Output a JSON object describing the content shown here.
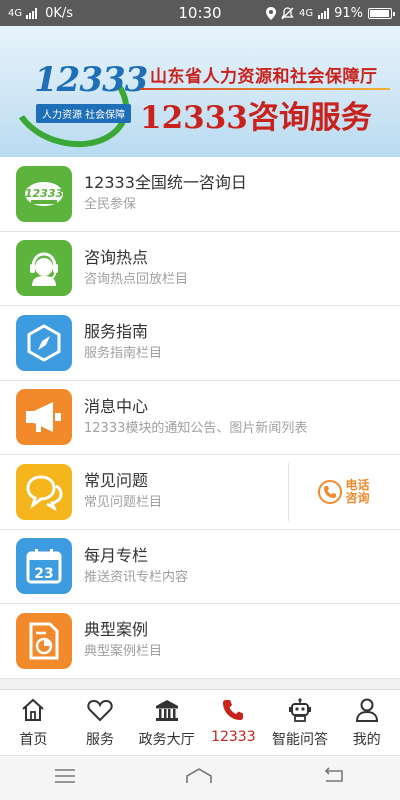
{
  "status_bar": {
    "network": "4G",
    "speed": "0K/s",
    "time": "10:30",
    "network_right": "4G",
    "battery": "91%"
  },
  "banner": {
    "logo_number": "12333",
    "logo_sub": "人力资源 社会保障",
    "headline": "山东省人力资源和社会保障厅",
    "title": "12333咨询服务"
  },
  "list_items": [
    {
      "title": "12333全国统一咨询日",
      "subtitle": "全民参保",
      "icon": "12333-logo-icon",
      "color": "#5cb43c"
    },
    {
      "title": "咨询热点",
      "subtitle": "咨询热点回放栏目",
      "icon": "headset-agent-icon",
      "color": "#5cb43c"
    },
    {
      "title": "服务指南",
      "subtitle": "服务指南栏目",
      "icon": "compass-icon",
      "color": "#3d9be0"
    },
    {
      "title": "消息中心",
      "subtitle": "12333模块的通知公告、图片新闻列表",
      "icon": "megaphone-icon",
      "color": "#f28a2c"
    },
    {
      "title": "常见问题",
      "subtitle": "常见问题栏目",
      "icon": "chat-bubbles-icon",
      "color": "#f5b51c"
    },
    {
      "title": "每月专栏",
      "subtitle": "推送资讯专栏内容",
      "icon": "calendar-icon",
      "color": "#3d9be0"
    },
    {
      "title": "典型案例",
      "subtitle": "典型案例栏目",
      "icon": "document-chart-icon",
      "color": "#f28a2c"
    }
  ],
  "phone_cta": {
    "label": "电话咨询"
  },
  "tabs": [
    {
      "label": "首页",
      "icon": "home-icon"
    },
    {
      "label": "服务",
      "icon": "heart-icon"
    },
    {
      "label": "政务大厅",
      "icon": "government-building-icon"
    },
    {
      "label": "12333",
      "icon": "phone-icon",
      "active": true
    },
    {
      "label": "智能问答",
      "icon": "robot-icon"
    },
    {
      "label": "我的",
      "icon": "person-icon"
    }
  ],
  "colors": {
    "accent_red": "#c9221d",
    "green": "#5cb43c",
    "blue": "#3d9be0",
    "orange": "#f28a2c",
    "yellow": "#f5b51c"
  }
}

+ + + +

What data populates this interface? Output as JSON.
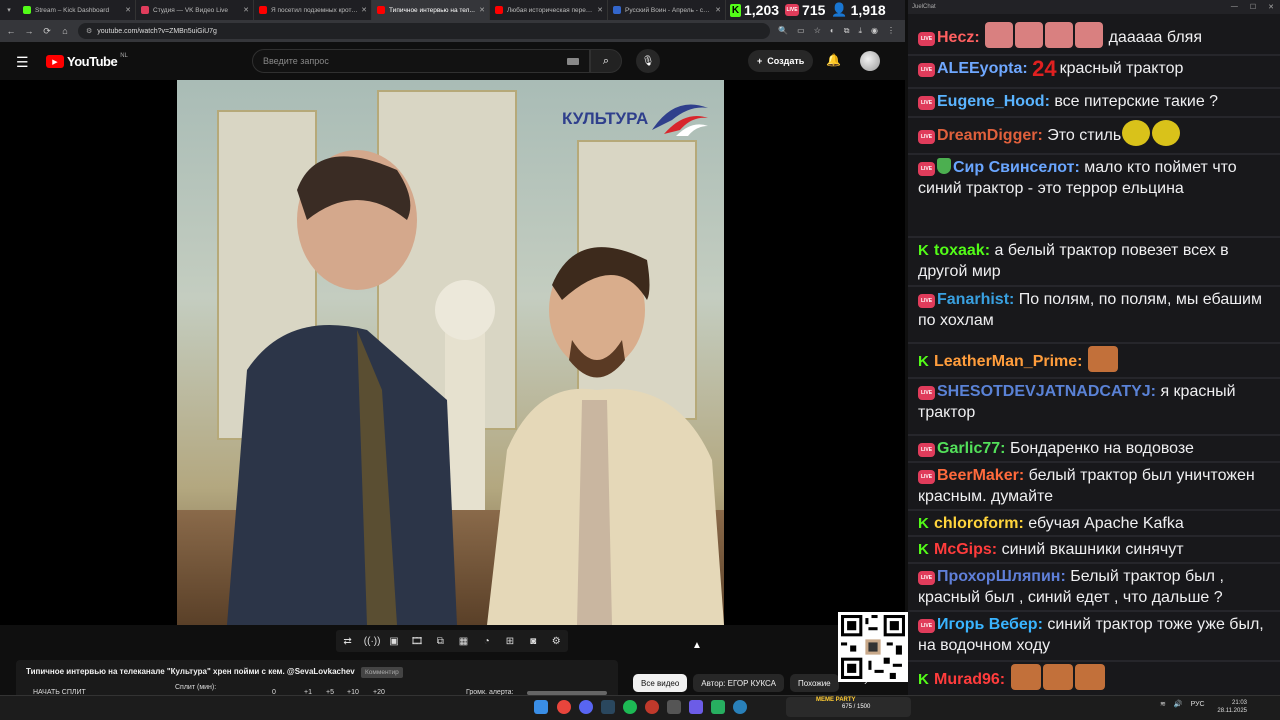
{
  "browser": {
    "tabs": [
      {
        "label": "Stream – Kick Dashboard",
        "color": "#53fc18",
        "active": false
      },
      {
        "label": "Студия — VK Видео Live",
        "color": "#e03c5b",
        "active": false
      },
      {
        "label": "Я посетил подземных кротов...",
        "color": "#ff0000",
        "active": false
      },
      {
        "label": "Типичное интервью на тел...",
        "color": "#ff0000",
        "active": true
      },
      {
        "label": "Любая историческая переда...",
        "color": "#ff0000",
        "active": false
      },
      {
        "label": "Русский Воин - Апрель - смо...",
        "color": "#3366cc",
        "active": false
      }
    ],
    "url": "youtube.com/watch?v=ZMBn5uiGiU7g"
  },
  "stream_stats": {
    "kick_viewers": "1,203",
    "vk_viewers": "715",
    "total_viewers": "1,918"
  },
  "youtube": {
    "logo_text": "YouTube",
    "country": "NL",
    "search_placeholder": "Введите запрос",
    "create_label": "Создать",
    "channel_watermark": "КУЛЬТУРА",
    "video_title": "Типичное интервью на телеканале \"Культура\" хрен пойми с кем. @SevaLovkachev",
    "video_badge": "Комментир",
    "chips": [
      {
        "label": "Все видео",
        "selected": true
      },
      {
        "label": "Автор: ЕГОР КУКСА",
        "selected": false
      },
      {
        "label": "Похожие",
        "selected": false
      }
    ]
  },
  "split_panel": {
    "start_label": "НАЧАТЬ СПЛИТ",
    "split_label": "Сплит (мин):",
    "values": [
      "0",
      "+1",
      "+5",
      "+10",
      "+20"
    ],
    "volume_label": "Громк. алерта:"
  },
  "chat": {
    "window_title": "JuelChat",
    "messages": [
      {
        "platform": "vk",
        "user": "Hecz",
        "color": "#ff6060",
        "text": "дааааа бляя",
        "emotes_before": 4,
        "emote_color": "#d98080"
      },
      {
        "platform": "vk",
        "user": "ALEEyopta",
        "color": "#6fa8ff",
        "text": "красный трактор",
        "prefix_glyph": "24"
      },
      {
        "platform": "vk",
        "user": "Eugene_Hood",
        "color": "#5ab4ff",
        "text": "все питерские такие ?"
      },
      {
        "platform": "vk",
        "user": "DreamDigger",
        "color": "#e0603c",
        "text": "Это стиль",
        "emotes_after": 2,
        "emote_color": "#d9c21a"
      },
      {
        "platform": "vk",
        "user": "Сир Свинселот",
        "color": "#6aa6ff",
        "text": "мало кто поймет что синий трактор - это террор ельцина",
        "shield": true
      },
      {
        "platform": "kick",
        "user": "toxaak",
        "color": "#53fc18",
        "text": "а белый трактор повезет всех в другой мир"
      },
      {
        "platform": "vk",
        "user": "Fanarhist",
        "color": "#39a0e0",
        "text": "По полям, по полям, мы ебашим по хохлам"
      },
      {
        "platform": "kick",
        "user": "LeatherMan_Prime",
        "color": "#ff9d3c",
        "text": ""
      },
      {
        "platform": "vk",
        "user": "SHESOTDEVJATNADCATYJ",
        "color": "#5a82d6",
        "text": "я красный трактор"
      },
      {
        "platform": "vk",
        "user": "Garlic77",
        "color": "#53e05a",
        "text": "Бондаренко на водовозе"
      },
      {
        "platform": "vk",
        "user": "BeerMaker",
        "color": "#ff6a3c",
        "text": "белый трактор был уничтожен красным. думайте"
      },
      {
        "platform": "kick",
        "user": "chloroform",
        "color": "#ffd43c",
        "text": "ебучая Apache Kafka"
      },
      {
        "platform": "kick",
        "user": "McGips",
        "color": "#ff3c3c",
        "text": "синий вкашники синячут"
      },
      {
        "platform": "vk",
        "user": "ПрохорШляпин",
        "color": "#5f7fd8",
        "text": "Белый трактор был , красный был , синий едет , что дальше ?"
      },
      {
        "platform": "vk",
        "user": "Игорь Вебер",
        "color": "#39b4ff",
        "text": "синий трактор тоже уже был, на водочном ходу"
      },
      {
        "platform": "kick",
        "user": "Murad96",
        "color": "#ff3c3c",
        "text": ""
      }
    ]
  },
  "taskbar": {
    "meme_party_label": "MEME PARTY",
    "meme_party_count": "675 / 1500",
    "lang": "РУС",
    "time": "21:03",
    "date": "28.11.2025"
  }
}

+ + + +

Exercise prompt: Lines containing the word "красный" must all be returned from the material above.

Final result:
        "text": "красный трактор",
        "text": "я красный трактор"
        "text": "Белый трактор был , красный был , синий едет , что дальше ?"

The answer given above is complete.